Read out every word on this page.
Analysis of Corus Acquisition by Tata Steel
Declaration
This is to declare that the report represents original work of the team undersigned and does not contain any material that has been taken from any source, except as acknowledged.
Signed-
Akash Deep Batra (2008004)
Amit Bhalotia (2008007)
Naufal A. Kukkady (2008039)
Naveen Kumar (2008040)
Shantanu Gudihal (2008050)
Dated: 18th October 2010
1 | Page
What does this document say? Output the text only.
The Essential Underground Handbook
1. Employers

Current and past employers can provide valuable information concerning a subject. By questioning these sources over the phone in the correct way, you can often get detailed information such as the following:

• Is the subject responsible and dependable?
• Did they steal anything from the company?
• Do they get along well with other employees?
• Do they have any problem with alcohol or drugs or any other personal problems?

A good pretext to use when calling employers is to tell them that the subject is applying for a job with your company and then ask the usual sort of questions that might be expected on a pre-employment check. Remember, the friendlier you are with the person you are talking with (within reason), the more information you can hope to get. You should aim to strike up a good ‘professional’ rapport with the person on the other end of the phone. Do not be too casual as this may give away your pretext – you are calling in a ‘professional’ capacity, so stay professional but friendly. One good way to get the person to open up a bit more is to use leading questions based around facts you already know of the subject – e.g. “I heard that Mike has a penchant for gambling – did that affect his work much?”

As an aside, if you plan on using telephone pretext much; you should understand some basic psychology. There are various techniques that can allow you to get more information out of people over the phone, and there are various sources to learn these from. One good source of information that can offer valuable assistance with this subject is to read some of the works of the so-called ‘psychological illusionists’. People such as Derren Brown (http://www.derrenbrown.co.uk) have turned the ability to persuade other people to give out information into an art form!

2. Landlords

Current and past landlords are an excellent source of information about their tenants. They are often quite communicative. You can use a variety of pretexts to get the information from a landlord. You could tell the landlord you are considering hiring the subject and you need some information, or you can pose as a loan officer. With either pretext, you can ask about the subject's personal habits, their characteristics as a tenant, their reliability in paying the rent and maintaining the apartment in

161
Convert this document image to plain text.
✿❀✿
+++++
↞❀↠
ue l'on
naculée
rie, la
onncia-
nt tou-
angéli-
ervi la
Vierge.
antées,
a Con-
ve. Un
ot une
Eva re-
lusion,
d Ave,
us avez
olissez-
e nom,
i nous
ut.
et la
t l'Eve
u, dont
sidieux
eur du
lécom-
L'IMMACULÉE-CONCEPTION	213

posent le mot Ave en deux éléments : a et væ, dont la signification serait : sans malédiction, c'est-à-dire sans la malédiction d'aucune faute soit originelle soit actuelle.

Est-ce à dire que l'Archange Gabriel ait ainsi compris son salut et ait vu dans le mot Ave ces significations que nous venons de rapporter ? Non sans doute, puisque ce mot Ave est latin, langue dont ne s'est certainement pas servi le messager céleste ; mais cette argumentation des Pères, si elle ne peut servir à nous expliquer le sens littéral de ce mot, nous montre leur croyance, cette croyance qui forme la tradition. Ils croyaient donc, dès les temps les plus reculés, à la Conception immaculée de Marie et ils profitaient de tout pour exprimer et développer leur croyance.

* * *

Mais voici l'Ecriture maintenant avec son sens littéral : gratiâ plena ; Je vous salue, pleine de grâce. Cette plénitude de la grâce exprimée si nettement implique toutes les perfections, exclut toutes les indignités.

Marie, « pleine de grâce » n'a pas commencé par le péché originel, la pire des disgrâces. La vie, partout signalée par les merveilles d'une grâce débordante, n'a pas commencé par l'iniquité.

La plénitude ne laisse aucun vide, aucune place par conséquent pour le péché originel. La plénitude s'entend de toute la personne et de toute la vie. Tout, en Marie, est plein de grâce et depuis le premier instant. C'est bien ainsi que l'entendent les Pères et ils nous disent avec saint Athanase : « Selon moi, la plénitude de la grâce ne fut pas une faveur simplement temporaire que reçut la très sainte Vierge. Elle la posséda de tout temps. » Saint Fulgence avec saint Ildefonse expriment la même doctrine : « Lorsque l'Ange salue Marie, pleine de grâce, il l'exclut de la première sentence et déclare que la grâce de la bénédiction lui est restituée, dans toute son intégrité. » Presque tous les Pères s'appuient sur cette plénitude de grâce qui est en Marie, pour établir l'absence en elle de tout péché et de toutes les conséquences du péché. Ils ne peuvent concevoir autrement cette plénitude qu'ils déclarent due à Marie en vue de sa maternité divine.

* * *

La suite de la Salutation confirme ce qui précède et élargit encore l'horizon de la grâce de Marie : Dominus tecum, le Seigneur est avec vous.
..............................
→ What is expected: Gather every line from the listing above in which the word "company" appears.

→ Answer for this exercise:
• Did they steal anything from the company?
A good pretext to use when calling employers is to tell them that the subject is applying for a job with your company and then ask the usual sort of questions that might be expected on a pre-employment check. Remember, the friendlier you are with the person you are talking with (within reason), the more information you can hope to get. You should aim to strike up a good ‘professional’ rapport with the person on the other end of the phone. Do not be too casual as this may give away your pretext – you are calling in a ‘professional’ capacity, so stay professional but friendly. One good way to get the person to open up a bit more is to use leading questions based around facts you already know of the subject – e.g. “I heard that Mike has a penchant for gambling – did that affect his work much?”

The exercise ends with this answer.